> **TRECHO DO TEXTO**:
'''

Iniciação

Data 26/abril/2004

     Propagadores de produtos havidos como educativos e pedagógicos. Vendedores de objetos e materiais tidos ou difundidos como educativos ou pedagógicos. Cursos de várias naturezas. O cotidiano das escolas é recheado desses procedimentos. A informalidade trabalhista deve ter contribuído muito para que o fluxo de tais atividades se expandisse. E educada e democraticamente atendê-los significa não apenas desestabilizar as atividades escolares, como descaracterizar os fins de um sistema e ensino.
Então ali, em razão do conjunto de conseqüências danosas, não era permitido entrada de elementos estranhos à sala de aula. Decisão tomada pelo Conselho de Escola, referendada pela APM e corroborada pela assembléia de pais.
Não obstante, às vezes surgiam alguns casos que, ou ainda não haviam sido informados do procedimentos daquela escola, ou, ainda que sim, sempre acreditavam em seus poder de convencimento e lá iam.
Recebia-os. E pachorrentamente aturava ( havendo tantos afazeres esperando a vez) o discurso inócuo proferido pelo vendedor/propagador desfiar as grandes propriedades de seu produto para o desenvolvimento do ensino, as vantagens econômico-financeiras ao orçamento familiar dos alunos; os brindes para serem sorteados entre os mesmos; outros tantos à escola; o estabelecimento de parcerias que eles enfatizam ser recomendadas e aplaudidas pela Secretaria da Educação.
Depois, ou antes interrompendo, quando o bom senso daqueles não age, a direção pachorrentamente sentecia o não seguido do discurso justificador. E nem sempre o indivíduo dá- se por satisfeito, por isso as cenas se repetem (os muitos afazeres esperando a vez).
Por vezes a situação quebrava a rotina. Certos imprevistos desagradáveis se deflagravam. O indivíduo exigia a concretização de seu propósito, porque a Diretora de Ensino não se opunha; porque o que apresentava era recomendado pela Secretaria de Educação; porque a direção agia de maneira discriminatória, não permitindo que os alunos e seus pais pudessem exercer o direito de conhecer o produto e decidir por si mesmo; porque ali se vetava a ocorrência da modernidade educacional que, segundo a mesma, a escola precisa integrar-se à comunidade.
Todavia, a resistência foi minando as insistências, mesmo os mais ousados, já não se destinavam a perder tempo em terreno comprovadamente estéril. Assim, a escola conseguia funcionar defendida pelo menos dessa intrusão, pois já convivia com muitas outras, contra as quais não podia aplicar o mesmo dispositivo preservador.
Não ficara absoluta e definitivamente, como tudo na vida, livre desse inconveniente. Tempos se passavam. Súbito surgia uma tentativa. E assim foi que certa feita dois deles (aparecerem em dupla, não era incomum) foram anunciados. Ao apresentarem-se um deles, olhos fixos no dele, sorriso aberto, se disse ex-aluno, o Bruno, e que vivia citando-o nas conversas, quando o assunto resvalava para escola, qualidade do ensino, importância do professor. E ouvia o mesmo de muitos outros presentes à conversa. Estava feito o cortejo.

'''

> **DADOS ARMAZENADOS**:
'''

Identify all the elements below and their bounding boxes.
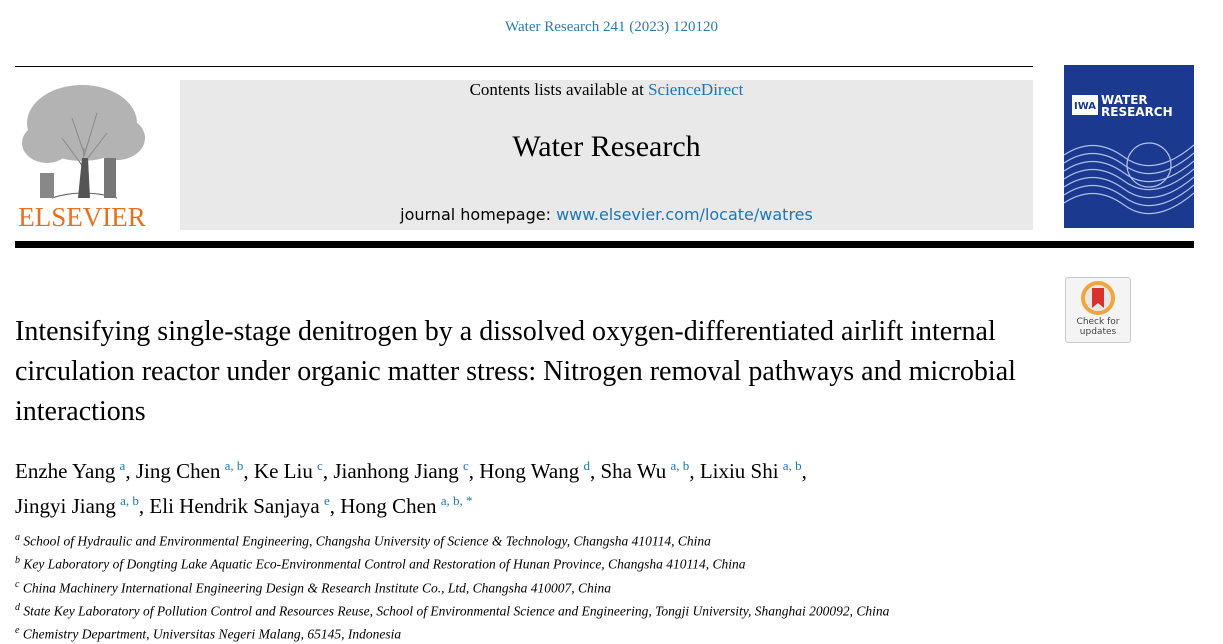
author-affil[interactable]: a, b, * <box>440 493 473 508</box>
article-title: Intensifying single-stage denitrogen by … <box>15 316 1016 427</box>
author-affil[interactable]: d <box>583 458 590 473</box>
author-affil[interactable]: a, b <box>670 458 690 473</box>
affiliation-list: a School of Hydraulic and Environmental … <box>15 528 1115 644</box>
separator: , <box>468 459 474 483</box>
author-list: Enzhe Yang a, Jing Chen a, b, Ke Liu c, … <box>15 451 1055 521</box>
author-name[interactable]: Hong Wang <box>479 459 580 483</box>
author-affil[interactable]: a, b <box>782 458 802 473</box>
publisher-name: ELSEVIER <box>18 202 146 232</box>
affil-text: School of Hydraulic and Environmental En… <box>23 533 711 549</box>
author-affil[interactable]: e <box>323 493 330 508</box>
author-name[interactable]: Sha Wu <box>600 459 667 483</box>
separator: , <box>589 459 596 483</box>
check-updates[interactable]: Check for updates <box>1065 277 1131 343</box>
affil-text: Key Laboratory of Dongting Lake Aquatic … <box>23 556 746 572</box>
affiliation: b Key Laboratory of Dongting Lake Aquati… <box>15 551 1115 574</box>
cover-title: RESEARCH <box>1101 105 1173 119</box>
affiliation: e Chemistry Department, Universitas Nege… <box>15 621 1115 644</box>
author-affil[interactable]: a <box>119 458 126 473</box>
check-text: updates <box>1079 327 1117 337</box>
cover-art: IWA WATER RESEARCH <box>1064 93 1194 215</box>
author-name[interactable]: Jing Chen <box>135 459 221 483</box>
separator: , <box>689 459 695 483</box>
citation[interactable]: Water Research 241 (2023) 120120 <box>505 19 718 35</box>
author-affil[interactable]: c <box>462 458 469 473</box>
homepage-link[interactable]: www.elsevier.com/locate/watres <box>556 205 813 224</box>
author-name[interactable]: Ke Liu <box>253 459 313 483</box>
check-text: Check for <box>1076 317 1120 327</box>
affil-text: Chemistry Department, Universitas Negeri… <box>22 626 402 642</box>
separator: , <box>329 494 335 518</box>
affiliation: d State Key Laboratory of Pollution Cont… <box>15 598 1115 621</box>
author-affil[interactable]: a, b <box>224 458 244 473</box>
author-affil[interactable]: c <box>317 458 323 473</box>
separator: , <box>322 459 329 483</box>
journal-name: Water Research <box>512 130 701 163</box>
affil-key: e <box>15 625 20 637</box>
affil-key: d <box>15 601 20 613</box>
separator: , <box>801 459 807 483</box>
publisher-logo <box>22 85 145 199</box>
cover-title: WATER <box>1101 93 1148 107</box>
affiliation: c China Machinery International Engineer… <box>15 575 1115 598</box>
affiliation: a School of Hydraulic and Environmental … <box>15 528 1115 551</box>
separator: , <box>138 494 145 518</box>
affil-key: a <box>15 532 20 543</box>
author-name[interactable]: Enzhe Yang <box>15 459 116 483</box>
separator: , <box>125 459 131 483</box>
check-icon <box>1081 281 1115 315</box>
rule <box>15 66 1033 67</box>
journal-banner <box>180 80 1033 230</box>
journal-cover[interactable]: IWA WATER RESEARCH <box>1064 65 1194 228</box>
rule <box>15 241 1194 248</box>
contents-line: Contents lists available at ScienceDirec… <box>180 80 1033 100</box>
author-name[interactable]: Lixiu Shi <box>699 459 779 483</box>
author-name[interactable]: Jianhong Jiang <box>333 459 459 483</box>
author-affil[interactable]: a, b <box>120 493 139 508</box>
homepage-text: journal homepage: <box>400 205 551 224</box>
author-name[interactable]: Jingyi Jiang <box>15 494 116 518</box>
author-name[interactable]: Eli Hendrik Sanjaya <box>149 494 320 518</box>
sciencedirect-link[interactable]: ScienceDirect <box>648 80 744 99</box>
author-name[interactable]: Hong Chen <box>340 494 437 518</box>
affil-key: b <box>15 555 20 567</box>
affil-text: China Machinery International Engineerin… <box>22 580 612 596</box>
affil-text: State Key Laboratory of Pollution Contro… <box>23 603 890 619</box>
affil-key: c <box>15 578 20 590</box>
separator: , <box>243 459 249 483</box>
cover-logo: IWA <box>1074 101 1096 112</box>
contents-text: Contents lists available at <box>469 80 644 99</box>
homepage-line: journal homepage: www.elsevier.com/locat… <box>180 205 1033 224</box>
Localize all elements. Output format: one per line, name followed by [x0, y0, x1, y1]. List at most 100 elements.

'''

> **TAREFA PROPOSTA**: Reproduza fielmente a parte do trecho que começa em "Propagadores de produtos" e termina em "assembléia de pais.". Responda com base apenas no trecho, sem recorrer às linhas.

> **EXERCÍCIO RESOLVIDO**:
Propagadores de produtos havidos como educativos e pedagógicos. Vendedores de objetos e materiais tidos ou difundidos como educativos ou pedagógicos. Cursos de várias naturezas. O cotidiano das escolas é recheado desses procedimentos. A informalidade trabalhista deve ter contribuído muito para que o fluxo de tais atividades se expandisse. E educada e democraticamente atendê-los significa não apenas desestabilizar as atividades escolares, como descaracterizar os fins de um sistema e ensino.
Então ali, em razão do conjunto de conseqüências danosas, não era permitido entrada de elementos estranhos à sala de aula. Decisão tomada pelo Conselho de Escola, referendada pela APM e corroborada pela assembléia de pais.